TASK TO COMPLETE: Retype each record shown below, leaving every character as it is.
———
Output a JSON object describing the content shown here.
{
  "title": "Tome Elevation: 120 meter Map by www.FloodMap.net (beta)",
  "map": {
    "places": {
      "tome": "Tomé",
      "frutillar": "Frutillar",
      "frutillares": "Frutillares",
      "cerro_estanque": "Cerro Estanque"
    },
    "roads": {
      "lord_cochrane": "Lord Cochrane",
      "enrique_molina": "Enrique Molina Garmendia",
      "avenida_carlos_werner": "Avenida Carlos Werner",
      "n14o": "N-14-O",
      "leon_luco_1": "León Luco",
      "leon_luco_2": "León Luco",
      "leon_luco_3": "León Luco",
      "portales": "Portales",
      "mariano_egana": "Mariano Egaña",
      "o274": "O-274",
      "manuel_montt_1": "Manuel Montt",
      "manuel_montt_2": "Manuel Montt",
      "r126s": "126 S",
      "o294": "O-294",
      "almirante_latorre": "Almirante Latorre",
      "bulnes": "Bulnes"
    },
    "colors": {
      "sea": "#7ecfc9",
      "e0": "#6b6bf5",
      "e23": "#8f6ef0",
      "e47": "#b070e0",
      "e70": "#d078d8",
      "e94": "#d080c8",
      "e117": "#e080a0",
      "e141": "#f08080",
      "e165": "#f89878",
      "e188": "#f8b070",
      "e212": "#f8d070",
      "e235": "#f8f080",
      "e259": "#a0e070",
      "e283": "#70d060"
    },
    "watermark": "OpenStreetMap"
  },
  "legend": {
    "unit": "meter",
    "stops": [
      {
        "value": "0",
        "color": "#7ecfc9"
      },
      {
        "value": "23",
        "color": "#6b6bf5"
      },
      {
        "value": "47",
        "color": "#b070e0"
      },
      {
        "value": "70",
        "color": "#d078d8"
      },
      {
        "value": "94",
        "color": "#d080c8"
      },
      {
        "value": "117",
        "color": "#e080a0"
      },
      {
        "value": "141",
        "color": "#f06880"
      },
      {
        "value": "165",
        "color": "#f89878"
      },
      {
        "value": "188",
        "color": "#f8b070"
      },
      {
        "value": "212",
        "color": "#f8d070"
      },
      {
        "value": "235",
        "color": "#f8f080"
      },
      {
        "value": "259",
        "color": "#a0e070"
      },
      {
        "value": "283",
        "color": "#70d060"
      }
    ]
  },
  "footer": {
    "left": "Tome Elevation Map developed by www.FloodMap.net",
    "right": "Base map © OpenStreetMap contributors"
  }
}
———
EXERCISE RESPONSE:
Output a JSON object describing the content shown here.
{
  "title": "Tome Elevation: 120 meter Map by www.FloodMap.net (beta)",
  "map": {
    "places": {
      "tome": "Tomé",
      "frutillar": "Frutillar",
      "frutillares": "Frutillares",
      "cerro_estanque": "Cerro Estanque"
    },
    "roads": {
      "lord_cochrane": "Lord Cochrane",
      "enrique_molina": "Enrique Molina Garmendia",
      "avenida_carlos_werner": "Avenida Carlos Werner",
      "n14o": "N-14-O",
      "leon_luco_1": "León Luco",
      "leon_luco_2": "León Luco",
      "leon_luco_3": "León Luco",
      "portales": "Portales",
      "mariano_egana": "Mariano Egaña",
      "o274": "O-274",
      "manuel_montt_1": "Manuel Montt",
      "manuel_montt_2": "Manuel Montt",
      "r126s": "126 S",
      "o294": "O-294",
      "almirante_latorre": "Almirante Latorre",
      "bulnes": "Bulnes"
    },
    "colors": {
      "sea": "#7ecfc9",
      "e0": "#6b6bf5",
      "e23": "#8f6ef0",
      "e47": "#b070e0",
      "e70": "#d078d8",
      "e94": "#d080c8",
      "e117": "#e080a0",
      "e141": "#f08080",
      "e165": "#f89878",
      "e188": "#f8b070",
      "e212": "#f8d070",
      "e235": "#f8f080",
      "e259": "#a0e070",
      "e283": "#70d060"
    },
    "watermark": "OpenStreetMap"
  },
  "legend": {
    "unit": "meter",
    "stops": [
      {
        "value": "0",
        "color": "#7ecfc9"
      },
      {
        "value": "23",
        "color": "#6b6bf5"
      },
      {
        "value": "47",
        "color": "#b070e0"
      },
      {
        "value": "70",
        "color": "#d078d8"
      },
      {
        "value": "94",
        "color": "#d080c8"
      },
      {
        "value": "117",
        "color": "#e080a0"
      },
      {
        "value": "141",
        "color": "#f06880"
      },
      {
        "value": "165",
        "color": "#f89878"
      },
      {
        "value": "188",
        "color": "#f8b070"
      },
      {
        "value": "212",
        "color": "#f8d070"
      },
      {
        "value": "235",
        "color": "#f8f080"
      },
      {
        "value": "259",
        "color": "#a0e070"
      },
      {
        "value": "283",
        "color": "#70d060"
      }
    ]
  },
  "footer": {
    "left": "Tome Elevation Map developed by www.FloodMap.net",
    "right": "Base map © OpenStreetMap contributors"
  }
}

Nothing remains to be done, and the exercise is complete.